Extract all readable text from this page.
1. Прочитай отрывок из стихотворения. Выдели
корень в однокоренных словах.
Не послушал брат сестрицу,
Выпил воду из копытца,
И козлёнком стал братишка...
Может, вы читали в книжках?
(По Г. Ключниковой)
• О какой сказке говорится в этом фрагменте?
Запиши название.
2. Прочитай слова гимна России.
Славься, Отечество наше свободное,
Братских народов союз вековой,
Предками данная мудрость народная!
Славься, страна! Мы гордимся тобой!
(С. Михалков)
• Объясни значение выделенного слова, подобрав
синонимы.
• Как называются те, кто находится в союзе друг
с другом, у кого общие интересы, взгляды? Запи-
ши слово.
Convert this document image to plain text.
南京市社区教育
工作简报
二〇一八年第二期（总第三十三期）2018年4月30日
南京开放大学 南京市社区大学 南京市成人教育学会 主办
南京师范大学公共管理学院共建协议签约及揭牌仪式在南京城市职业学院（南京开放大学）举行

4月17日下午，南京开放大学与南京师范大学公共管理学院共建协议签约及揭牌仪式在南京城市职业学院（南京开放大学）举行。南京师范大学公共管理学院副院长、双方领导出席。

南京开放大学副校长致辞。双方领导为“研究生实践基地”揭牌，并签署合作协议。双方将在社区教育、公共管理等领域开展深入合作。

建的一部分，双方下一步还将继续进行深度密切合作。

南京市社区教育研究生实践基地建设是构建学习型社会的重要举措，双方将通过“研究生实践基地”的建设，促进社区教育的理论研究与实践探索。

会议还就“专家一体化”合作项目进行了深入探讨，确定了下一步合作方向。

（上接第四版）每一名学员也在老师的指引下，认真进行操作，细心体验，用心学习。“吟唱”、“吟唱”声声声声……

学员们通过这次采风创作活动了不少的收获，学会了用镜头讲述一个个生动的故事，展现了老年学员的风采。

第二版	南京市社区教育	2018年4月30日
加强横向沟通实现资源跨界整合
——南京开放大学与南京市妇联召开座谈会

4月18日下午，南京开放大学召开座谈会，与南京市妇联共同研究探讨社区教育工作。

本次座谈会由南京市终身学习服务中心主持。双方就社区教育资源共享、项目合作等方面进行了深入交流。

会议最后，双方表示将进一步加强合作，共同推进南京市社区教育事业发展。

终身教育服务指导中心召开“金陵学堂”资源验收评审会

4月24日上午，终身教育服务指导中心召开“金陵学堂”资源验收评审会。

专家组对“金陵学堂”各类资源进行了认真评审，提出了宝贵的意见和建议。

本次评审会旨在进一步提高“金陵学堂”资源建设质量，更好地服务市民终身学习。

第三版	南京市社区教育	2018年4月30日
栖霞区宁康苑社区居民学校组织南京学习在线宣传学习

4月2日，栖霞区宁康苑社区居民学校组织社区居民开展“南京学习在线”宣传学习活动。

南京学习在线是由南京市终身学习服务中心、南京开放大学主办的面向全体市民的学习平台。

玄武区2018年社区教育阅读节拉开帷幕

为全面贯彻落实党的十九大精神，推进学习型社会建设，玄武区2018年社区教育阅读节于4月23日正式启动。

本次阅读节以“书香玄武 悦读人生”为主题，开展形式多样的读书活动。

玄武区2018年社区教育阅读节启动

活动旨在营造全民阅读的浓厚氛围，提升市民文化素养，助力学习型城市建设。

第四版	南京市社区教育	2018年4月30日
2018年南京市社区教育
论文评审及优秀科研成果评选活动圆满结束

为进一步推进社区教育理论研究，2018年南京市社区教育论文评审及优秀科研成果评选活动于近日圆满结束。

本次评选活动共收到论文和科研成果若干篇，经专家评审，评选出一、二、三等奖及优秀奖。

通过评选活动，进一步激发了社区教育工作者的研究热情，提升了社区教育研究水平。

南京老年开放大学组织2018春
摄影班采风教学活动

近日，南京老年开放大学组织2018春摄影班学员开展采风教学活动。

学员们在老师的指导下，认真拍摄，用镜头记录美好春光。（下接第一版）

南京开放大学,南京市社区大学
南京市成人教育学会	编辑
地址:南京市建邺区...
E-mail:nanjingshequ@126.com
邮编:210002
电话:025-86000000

## [Direction]
Quote every record above exactly.

## [Output for this exercise]
Extract all readable text from this page.
1. Прочитай отрывок из стихотворения. Выдели
корень в однокоренных словах.
Не послушал брат сестрицу,
Выпил воду из копытца,
И козлёнком стал братишка...
Может, вы читали в книжках?
(По Г. Ключниковой)
• О какой сказке говорится в этом фрагменте?
Запиши название.
2. Прочитай слова гимна России.
Славься, Отечество наше свободное,
Братских народов союз вековой,
Предками данная мудрость народная!
Славься, страна! Мы гордимся тобой!
(С. Михалков)
• Объясни значение выделенного слова, подобрав
синонимы.
• Как называются те, кто находится в союзе друг
с другом, у кого общие интересы, взгляды? Запи-
ши слово.
Convert this document image to plain text.
南京市社区教育
工作简报
二〇一八年第二期（总第三十三期）2018年4月30日
南京开放大学 南京市社区大学 南京市成人教育学会 主办
南京师范大学公共管理学院共建协议签约及揭牌仪式在南京城市职业学院（南京开放大学）举行

4月17日下午，南京开放大学与南京师范大学公共管理学院共建协议签约及揭牌仪式在南京城市职业学院（南京开放大学）举行。南京师范大学公共管理学院副院长、双方领导出席。

南京开放大学副校长致辞。双方领导为“研究生实践基地”揭牌，并签署合作协议。双方将在社区教育、公共管理等领域开展深入合作。

建的一部分，双方下一步还将继续进行深度密切合作。

南京市社区教育研究生实践基地建设是构建学习型社会的重要举措，双方将通过“研究生实践基地”的建设，促进社区教育的理论研究与实践探索。

会议还就“专家一体化”合作项目进行了深入探讨，确定了下一步合作方向。

（上接第四版）每一名学员也在老师的指引下，认真进行操作，细心体验，用心学习。“吟唱”、“吟唱”声声声声……

学员们通过这次采风创作活动了不少的收获，学会了用镜头讲述一个个生动的故事，展现了老年学员的风采。

第二版	南京市社区教育	2018年4月30日
加强横向沟通实现资源跨界整合
——南京开放大学与南京市妇联召开座谈会

4月18日下午，南京开放大学召开座谈会，与南京市妇联共同研究探讨社区教育工作。

本次座谈会由南京市终身学习服务中心主持。双方就社区教育资源共享、项目合作等方面进行了深入交流。

会议最后，双方表示将进一步加强合作，共同推进南京市社区教育事业发展。

终身教育服务指导中心召开“金陵学堂”资源验收评审会

4月24日上午，终身教育服务指导中心召开“金陵学堂”资源验收评审会。

专家组对“金陵学堂”各类资源进行了认真评审，提出了宝贵的意见和建议。

本次评审会旨在进一步提高“金陵学堂”资源建设质量，更好地服务市民终身学习。

第三版	南京市社区教育	2018年4月30日
栖霞区宁康苑社区居民学校组织南京学习在线宣传学习

4月2日，栖霞区宁康苑社区居民学校组织社区居民开展“南京学习在线”宣传学习活动。

南京学习在线是由南京市终身学习服务中心、南京开放大学主办的面向全体市民的学习平台。

玄武区2018年社区教育阅读节拉开帷幕

为全面贯彻落实党的十九大精神，推进学习型社会建设，玄武区2018年社区教育阅读节于4月23日正式启动。

本次阅读节以“书香玄武 悦读人生”为主题，开展形式多样的读书活动。

玄武区2018年社区教育阅读节启动

活动旨在营造全民阅读的浓厚氛围，提升市民文化素养，助力学习型城市建设。

第四版	南京市社区教育	2018年4月30日
2018年南京市社区教育
论文评审及优秀科研成果评选活动圆满结束

为进一步推进社区教育理论研究，2018年南京市社区教育论文评审及优秀科研成果评选活动于近日圆满结束。

本次评选活动共收到论文和科研成果若干篇，经专家评审，评选出一、二、三等奖及优秀奖。

通过评选活动，进一步激发了社区教育工作者的研究热情，提升了社区教育研究水平。

南京老年开放大学组织2018春
摄影班采风教学活动

近日，南京老年开放大学组织2018春摄影班学员开展采风教学活动。

学员们在老师的指导下，认真拍摄，用镜头记录美好春光。（下接第一版）

南京开放大学,南京市社区大学
南京市成人教育学会	编辑
地址:南京市建邺区...
E-mail:nanjingshequ@126.com
邮编:210002
电话:025-86000000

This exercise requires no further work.